■ **Records shown**
-- Start --

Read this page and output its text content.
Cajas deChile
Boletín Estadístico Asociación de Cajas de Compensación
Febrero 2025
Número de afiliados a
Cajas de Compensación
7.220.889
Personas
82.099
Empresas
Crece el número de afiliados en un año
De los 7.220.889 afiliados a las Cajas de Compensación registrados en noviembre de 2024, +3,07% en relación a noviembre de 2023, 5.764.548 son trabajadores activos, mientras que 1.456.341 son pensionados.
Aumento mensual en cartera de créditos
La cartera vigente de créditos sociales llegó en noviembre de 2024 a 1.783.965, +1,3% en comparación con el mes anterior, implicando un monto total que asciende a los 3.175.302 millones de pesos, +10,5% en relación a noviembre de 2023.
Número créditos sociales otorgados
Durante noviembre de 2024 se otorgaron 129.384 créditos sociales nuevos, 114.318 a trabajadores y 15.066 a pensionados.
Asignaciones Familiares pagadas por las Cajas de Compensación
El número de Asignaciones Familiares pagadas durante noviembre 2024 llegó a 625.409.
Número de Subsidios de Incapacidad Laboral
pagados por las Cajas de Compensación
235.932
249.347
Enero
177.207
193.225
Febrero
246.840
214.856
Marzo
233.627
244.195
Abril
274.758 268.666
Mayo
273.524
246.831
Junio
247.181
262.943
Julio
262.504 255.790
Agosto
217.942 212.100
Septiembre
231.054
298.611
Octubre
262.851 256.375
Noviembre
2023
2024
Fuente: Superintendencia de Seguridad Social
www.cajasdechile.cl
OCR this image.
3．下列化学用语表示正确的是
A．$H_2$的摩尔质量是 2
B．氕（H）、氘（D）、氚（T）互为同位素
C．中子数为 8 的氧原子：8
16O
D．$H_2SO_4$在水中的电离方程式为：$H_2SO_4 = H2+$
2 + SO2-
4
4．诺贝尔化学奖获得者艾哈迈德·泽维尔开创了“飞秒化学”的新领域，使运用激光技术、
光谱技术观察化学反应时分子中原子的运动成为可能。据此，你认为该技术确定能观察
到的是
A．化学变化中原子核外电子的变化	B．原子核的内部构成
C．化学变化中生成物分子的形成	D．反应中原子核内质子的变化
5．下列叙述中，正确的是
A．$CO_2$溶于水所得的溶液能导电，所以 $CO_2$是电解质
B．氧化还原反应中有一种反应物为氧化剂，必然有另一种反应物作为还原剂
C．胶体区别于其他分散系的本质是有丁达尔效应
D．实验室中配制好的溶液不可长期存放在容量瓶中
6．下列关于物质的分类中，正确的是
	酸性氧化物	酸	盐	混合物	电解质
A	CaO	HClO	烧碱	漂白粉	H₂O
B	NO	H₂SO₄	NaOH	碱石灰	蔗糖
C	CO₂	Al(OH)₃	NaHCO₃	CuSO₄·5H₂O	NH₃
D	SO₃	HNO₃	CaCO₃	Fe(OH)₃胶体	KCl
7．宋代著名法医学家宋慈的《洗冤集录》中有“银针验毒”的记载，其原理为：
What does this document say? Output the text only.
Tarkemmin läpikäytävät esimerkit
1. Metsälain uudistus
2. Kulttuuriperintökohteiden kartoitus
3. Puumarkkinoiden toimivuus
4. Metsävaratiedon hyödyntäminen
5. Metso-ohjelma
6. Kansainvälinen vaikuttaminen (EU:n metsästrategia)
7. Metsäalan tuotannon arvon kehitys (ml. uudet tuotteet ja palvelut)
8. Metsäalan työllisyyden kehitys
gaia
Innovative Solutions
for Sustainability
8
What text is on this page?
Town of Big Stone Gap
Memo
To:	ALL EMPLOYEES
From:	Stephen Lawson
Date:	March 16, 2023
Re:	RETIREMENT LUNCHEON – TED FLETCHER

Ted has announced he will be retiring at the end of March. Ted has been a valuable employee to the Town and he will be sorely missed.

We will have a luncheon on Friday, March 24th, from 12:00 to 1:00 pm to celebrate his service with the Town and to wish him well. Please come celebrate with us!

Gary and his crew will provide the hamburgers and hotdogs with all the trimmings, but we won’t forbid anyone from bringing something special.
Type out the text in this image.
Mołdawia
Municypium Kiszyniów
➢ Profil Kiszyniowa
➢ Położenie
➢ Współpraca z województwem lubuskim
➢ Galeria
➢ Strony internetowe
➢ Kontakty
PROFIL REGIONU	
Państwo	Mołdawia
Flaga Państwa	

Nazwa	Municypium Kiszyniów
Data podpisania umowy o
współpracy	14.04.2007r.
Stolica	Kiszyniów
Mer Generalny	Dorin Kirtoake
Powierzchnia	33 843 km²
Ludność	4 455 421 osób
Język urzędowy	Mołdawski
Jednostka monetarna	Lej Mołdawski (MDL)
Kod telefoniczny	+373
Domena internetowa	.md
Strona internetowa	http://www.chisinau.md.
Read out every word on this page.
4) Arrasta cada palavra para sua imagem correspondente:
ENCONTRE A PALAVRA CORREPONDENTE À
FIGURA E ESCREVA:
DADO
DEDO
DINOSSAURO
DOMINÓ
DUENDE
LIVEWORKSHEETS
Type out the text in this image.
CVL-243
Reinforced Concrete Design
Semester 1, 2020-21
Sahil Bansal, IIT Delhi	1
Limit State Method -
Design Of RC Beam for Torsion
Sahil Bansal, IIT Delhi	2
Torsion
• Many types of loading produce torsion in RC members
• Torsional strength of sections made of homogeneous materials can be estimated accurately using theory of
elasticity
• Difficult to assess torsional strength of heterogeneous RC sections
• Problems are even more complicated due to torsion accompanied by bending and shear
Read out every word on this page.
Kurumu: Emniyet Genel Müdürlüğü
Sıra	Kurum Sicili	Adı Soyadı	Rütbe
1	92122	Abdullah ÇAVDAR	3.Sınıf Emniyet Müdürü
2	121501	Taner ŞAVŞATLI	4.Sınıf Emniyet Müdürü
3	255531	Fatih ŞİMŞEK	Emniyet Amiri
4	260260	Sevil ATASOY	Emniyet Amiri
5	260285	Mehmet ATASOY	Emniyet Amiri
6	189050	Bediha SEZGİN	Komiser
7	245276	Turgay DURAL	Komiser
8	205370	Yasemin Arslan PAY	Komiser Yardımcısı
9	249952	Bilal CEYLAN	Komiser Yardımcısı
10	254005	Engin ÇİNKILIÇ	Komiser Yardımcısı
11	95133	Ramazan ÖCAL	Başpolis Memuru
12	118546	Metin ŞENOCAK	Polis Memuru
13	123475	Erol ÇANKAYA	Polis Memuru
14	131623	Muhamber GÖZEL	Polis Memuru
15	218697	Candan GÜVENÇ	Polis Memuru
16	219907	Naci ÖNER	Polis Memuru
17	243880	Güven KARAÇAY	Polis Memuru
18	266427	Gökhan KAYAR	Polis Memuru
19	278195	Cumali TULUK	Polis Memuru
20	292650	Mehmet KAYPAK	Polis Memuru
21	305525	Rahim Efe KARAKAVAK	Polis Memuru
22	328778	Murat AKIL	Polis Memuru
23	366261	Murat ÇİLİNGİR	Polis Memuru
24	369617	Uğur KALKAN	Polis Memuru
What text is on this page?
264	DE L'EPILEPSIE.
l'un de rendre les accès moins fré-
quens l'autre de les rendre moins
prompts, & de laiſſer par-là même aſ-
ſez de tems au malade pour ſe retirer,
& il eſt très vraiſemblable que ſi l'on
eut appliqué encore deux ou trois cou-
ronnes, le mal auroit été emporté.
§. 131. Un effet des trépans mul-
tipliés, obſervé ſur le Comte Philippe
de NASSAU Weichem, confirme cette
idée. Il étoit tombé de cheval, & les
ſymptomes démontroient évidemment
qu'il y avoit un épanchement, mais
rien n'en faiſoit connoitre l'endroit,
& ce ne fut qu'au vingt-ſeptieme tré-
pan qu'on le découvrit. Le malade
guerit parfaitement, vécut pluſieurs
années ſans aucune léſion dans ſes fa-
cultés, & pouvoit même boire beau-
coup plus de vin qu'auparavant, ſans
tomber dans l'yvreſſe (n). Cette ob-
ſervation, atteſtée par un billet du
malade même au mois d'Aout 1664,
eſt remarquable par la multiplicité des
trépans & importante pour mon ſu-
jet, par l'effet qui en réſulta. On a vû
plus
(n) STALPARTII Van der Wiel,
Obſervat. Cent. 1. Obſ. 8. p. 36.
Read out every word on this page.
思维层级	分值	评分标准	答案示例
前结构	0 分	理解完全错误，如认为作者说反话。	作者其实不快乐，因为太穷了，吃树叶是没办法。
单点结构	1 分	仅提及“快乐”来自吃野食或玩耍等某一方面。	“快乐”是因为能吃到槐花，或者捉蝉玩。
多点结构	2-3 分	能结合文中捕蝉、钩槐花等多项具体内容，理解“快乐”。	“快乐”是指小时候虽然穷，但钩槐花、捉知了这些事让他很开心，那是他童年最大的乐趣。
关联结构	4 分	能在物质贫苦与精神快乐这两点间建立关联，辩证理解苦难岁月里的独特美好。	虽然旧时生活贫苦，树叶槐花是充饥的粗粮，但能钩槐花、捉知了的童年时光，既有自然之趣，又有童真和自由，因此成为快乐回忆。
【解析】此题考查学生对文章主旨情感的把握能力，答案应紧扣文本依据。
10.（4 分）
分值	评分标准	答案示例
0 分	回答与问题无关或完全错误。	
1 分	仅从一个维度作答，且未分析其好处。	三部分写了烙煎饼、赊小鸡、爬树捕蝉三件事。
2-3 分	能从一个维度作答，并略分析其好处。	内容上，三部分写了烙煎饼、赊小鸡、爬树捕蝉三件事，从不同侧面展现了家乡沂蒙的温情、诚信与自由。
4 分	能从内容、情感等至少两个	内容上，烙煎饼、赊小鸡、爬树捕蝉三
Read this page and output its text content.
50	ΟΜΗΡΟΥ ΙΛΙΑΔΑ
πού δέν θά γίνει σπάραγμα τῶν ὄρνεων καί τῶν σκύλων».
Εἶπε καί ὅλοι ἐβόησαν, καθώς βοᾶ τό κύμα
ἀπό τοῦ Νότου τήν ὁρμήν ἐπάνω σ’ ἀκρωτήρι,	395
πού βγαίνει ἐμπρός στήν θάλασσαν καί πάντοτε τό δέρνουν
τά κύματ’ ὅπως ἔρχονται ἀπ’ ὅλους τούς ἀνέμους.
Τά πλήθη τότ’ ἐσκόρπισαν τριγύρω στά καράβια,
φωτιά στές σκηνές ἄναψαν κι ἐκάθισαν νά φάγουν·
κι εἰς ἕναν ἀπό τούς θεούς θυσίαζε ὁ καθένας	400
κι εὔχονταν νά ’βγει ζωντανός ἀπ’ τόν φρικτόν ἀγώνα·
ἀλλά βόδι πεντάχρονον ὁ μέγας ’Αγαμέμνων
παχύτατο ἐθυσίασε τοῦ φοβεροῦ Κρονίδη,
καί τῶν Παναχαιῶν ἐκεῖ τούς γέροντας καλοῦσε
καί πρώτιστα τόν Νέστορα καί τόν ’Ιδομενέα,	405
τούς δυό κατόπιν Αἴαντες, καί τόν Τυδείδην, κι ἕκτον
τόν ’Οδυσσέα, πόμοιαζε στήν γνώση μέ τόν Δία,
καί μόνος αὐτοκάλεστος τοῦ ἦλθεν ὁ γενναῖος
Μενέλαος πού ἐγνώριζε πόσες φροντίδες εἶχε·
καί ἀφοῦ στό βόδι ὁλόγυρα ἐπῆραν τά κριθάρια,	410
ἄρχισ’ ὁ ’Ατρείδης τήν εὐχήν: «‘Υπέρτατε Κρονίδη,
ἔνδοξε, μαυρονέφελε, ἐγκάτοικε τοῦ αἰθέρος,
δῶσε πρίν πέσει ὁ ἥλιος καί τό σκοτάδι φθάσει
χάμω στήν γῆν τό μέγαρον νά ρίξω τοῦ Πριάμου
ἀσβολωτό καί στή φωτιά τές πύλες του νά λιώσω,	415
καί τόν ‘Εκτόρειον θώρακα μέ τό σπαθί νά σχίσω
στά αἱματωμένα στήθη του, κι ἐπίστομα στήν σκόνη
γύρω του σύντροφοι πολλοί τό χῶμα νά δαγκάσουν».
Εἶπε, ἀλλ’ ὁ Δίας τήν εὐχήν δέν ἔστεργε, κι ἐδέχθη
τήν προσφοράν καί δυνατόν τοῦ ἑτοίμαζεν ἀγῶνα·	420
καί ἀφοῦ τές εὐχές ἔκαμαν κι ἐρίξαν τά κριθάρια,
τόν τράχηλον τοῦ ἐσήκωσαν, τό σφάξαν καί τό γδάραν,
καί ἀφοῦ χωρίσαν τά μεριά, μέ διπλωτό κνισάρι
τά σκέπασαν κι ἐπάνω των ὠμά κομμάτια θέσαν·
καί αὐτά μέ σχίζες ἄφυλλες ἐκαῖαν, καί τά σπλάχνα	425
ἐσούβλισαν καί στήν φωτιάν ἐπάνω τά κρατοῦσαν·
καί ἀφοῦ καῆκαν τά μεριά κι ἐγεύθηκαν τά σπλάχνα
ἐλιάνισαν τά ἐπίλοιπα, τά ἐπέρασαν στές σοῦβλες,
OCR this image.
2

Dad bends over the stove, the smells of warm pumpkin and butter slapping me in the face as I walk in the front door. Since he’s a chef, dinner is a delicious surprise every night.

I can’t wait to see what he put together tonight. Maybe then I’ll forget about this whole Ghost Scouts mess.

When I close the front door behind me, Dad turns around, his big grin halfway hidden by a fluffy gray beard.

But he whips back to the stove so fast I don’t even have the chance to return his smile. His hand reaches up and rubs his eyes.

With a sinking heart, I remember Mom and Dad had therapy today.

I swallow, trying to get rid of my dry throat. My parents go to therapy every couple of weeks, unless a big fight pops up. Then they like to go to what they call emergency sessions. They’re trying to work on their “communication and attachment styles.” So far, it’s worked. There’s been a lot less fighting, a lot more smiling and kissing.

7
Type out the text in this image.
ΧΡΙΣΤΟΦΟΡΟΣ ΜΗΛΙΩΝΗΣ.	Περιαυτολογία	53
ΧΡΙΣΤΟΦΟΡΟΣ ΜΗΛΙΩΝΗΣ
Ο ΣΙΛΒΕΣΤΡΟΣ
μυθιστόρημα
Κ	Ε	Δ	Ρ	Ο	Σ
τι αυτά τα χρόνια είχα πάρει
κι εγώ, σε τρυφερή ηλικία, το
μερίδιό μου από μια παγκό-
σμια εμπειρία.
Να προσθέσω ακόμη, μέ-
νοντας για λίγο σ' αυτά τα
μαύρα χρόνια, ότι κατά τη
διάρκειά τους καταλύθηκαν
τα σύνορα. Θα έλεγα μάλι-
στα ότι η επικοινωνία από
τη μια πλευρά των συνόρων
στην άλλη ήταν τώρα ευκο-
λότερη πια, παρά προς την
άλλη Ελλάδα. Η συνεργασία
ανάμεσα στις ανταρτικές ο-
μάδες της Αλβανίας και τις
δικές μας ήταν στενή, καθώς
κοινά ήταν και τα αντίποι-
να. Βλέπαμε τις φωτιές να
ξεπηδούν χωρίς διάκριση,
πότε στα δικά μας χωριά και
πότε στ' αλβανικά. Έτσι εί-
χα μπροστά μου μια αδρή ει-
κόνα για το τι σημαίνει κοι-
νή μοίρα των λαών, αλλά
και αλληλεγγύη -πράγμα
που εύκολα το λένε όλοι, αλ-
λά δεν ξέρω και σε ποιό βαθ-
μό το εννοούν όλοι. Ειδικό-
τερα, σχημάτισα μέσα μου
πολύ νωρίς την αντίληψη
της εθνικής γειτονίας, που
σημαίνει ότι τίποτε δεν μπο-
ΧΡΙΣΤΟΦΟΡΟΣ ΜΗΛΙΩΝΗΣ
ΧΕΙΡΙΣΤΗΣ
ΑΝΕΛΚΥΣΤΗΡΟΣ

-- End --

■ **Goal**
Copy every line from the entries that contains the word "Metsäalan".

■ **Answer to this problem**
7. Metsäalan tuotannon arvon kehitys (ml. uudet tuotteet ja palvelut)
8. Metsäalan työllisyyden kehitys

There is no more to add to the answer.